*Exercise requirements*
Below is a listing; reproduce each line of it exactly.

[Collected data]
=-=-=-=-=

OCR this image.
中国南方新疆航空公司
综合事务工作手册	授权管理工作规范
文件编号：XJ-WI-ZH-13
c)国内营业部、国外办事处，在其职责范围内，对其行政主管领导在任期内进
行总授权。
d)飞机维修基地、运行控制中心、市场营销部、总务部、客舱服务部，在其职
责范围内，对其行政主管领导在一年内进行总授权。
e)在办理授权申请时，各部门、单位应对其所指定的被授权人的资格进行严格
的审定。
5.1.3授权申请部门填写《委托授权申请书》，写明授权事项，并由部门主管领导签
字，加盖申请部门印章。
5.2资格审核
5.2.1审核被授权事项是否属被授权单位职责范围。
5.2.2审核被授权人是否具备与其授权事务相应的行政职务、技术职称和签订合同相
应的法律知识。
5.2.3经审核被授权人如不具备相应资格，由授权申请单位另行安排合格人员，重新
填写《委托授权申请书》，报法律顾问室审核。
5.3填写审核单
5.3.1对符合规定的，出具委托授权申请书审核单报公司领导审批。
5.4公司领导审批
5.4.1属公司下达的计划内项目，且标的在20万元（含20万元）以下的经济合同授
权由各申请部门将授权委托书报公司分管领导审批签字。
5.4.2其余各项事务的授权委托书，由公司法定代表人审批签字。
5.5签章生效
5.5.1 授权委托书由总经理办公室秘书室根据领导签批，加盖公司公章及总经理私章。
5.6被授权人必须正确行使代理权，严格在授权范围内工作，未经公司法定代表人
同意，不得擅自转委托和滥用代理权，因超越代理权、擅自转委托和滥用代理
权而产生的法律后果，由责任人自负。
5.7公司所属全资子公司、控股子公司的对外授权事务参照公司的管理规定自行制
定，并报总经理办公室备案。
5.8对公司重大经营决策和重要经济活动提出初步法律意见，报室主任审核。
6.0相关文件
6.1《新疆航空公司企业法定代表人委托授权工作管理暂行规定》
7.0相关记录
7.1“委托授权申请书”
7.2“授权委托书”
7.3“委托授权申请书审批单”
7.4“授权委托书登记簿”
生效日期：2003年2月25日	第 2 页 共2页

=-=-=-=-=

*The result*
OCR this image.
中国南方新疆航空公司
综合事务工作手册	授权管理工作规范
文件编号：XJ-WI-ZH-13
c)国内营业部、国外办事处，在其职责范围内，对其行政主管领导在任期内进
行总授权。
d)飞机维修基地、运行控制中心、市场营销部、总务部、客舱服务部，在其职
责范围内，对其行政主管领导在一年内进行总授权。
e)在办理授权申请时，各部门、单位应对其所指定的被授权人的资格进行严格
的审定。
5.1.3授权申请部门填写《委托授权申请书》，写明授权事项，并由部门主管领导签
字，加盖申请部门印章。
5.2资格审核
5.2.1审核被授权事项是否属被授权单位职责范围。
5.2.2审核被授权人是否具备与其授权事务相应的行政职务、技术职称和签订合同相
应的法律知识。
5.2.3经审核被授权人如不具备相应资格，由授权申请单位另行安排合格人员，重新
填写《委托授权申请书》，报法律顾问室审核。
5.3填写审核单
5.3.1对符合规定的，出具委托授权申请书审核单报公司领导审批。
5.4公司领导审批
5.4.1属公司下达的计划内项目，且标的在20万元（含20万元）以下的经济合同授
权由各申请部门将授权委托书报公司分管领导审批签字。
5.4.2其余各项事务的授权委托书，由公司法定代表人审批签字。
5.5签章生效
5.5.1 授权委托书由总经理办公室秘书室根据领导签批，加盖公司公章及总经理私章。
5.6被授权人必须正确行使代理权，严格在授权范围内工作，未经公司法定代表人
同意，不得擅自转委托和滥用代理权，因超越代理权、擅自转委托和滥用代理
权而产生的法律后果，由责任人自负。
5.7公司所属全资子公司、控股子公司的对外授权事务参照公司的管理规定自行制
定，并报总经理办公室备案。
5.8对公司重大经营决策和重要经济活动提出初步法律意见，报室主任审核。
6.0相关文件
6.1《新疆航空公司企业法定代表人委托授权工作管理暂行规定》
7.0相关记录
7.1“委托授权申请书”
7.2“授权委托书”
7.3“委托授权申请书审批单”
7.4“授权委托书登记簿”
生效日期：2003年2月25日	第 2 页 共2页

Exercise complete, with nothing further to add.